Find each line holding "parcialidades" and copy it out.
********************
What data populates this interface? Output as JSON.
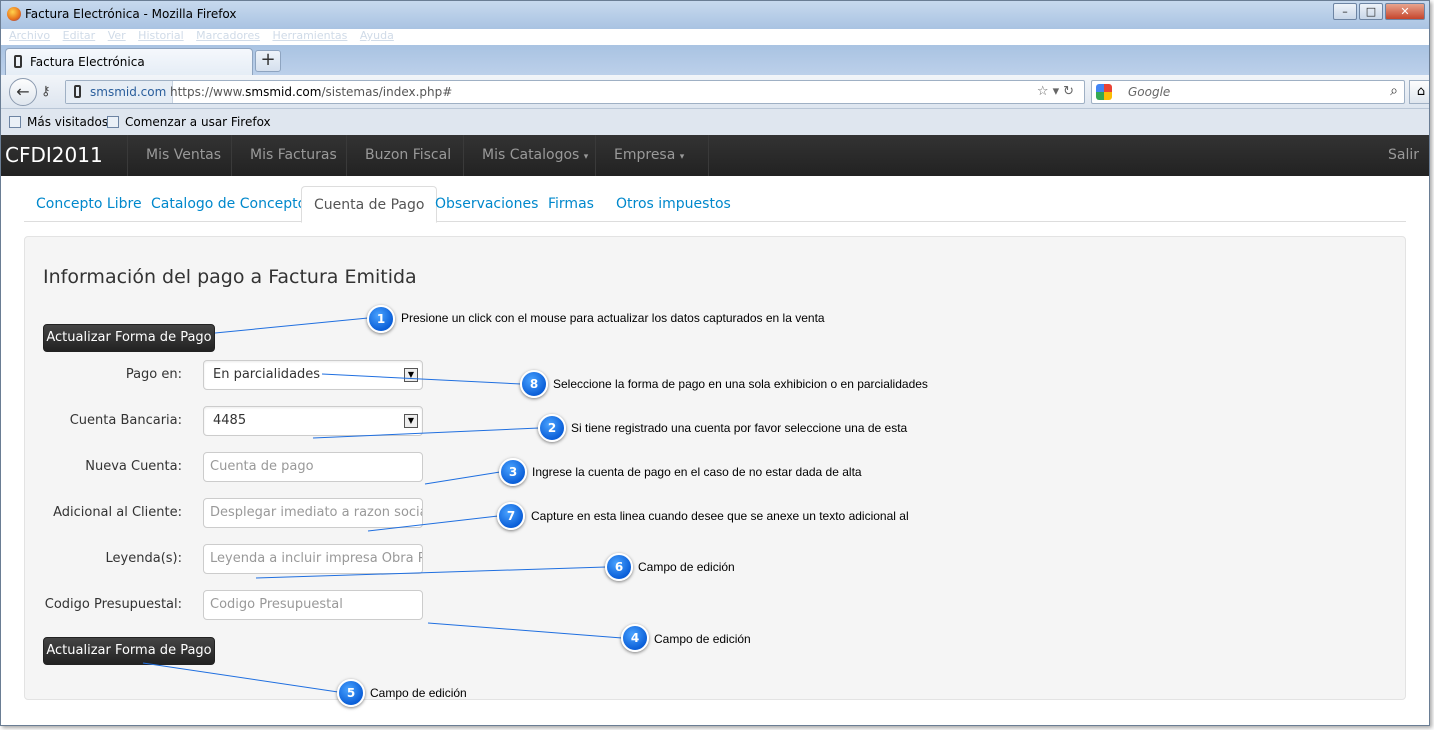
{
  "browser": {
    "window_title": "Factura Electrónica - Mozilla Firefox",
    "menu": [
      "Archivo",
      "Editar",
      "Ver",
      "Historial",
      "Marcadores",
      "Herramientas",
      "Ayuda"
    ],
    "tab_label": "Factura Electrónica",
    "site_identity": "smsmid.com",
    "url_prefix": "https://www.",
    "url_domain": "smsmid.com",
    "url_path": "/sistemas/index.php#",
    "search_placeholder": "Google",
    "bookmarks": [
      "Más visitados",
      "Comenzar a usar Firefox"
    ]
  },
  "app": {
    "brand": "CFDI2011",
    "nav": [
      "Mis Ventas",
      "Mis Facturas",
      "Buzon Fiscal",
      "Mis Catalogos",
      "Empresa"
    ],
    "logout": "Salir"
  },
  "tabs": [
    "Concepto Libre",
    "Catalogo de Conceptos",
    "Cuenta de Pago",
    "Observaciones",
    "Firmas",
    "Otros impuestos"
  ],
  "active_tab": "Cuenta de Pago",
  "form": {
    "title": "Información del pago a Factura Emitida",
    "submit_label": "Actualizar Forma de Pago",
    "fields": {
      "pago_en": {
        "label": "Pago en:",
        "value": "En parcialidades"
      },
      "cuenta_bancaria": {
        "label": "Cuenta Bancaria:",
        "value": "4485"
      },
      "nueva_cuenta": {
        "label": "Nueva Cuenta:",
        "placeholder": "Cuenta de pago"
      },
      "adicional_cliente": {
        "label": "Adicional al Cliente:",
        "placeholder": "Desplegar imediato a razon social"
      },
      "leyendas": {
        "label": "Leyenda(s):",
        "placeholder": "Leyenda a incluir impresa Obra Públ"
      },
      "codigo_presupuestal": {
        "label": "Codigo Presupuestal:",
        "placeholder": "Codigo Presupuestal"
      }
    }
  },
  "callouts": [
    {
      "number": "1",
      "text": "Presione un click con el mouse para actualizar los datos capturados en la venta"
    },
    {
      "number": "8",
      "text": "Seleccione la forma de pago en una sola exhibicion o en parcialidades"
    },
    {
      "number": "2",
      "text": "Si tiene registrado una cuenta por favor seleccione una de esta"
    },
    {
      "number": "3",
      "text": "Ingrese la cuenta de pago en el caso de no estar dada de alta"
    },
    {
      "number": "7",
      "text": "Capture en esta linea cuando desee que se anexe un texto adicional al"
    },
    {
      "number": "6",
      "text": "Campo de edición"
    },
    {
      "number": "4",
      "text": "Campo de edición"
    },
    {
      "number": "5",
      "text": "Campo de edición"
    }
  ],
  "colors": {
    "callout_blue": "#0b5fd8",
    "link": "#0088cc",
    "navbar": "#222222"
  }
}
********************
Exercise result.
        "value": "En parcialidades"
      "text": "Seleccione la forma de pago en una sola exhibicion o en parcialidades"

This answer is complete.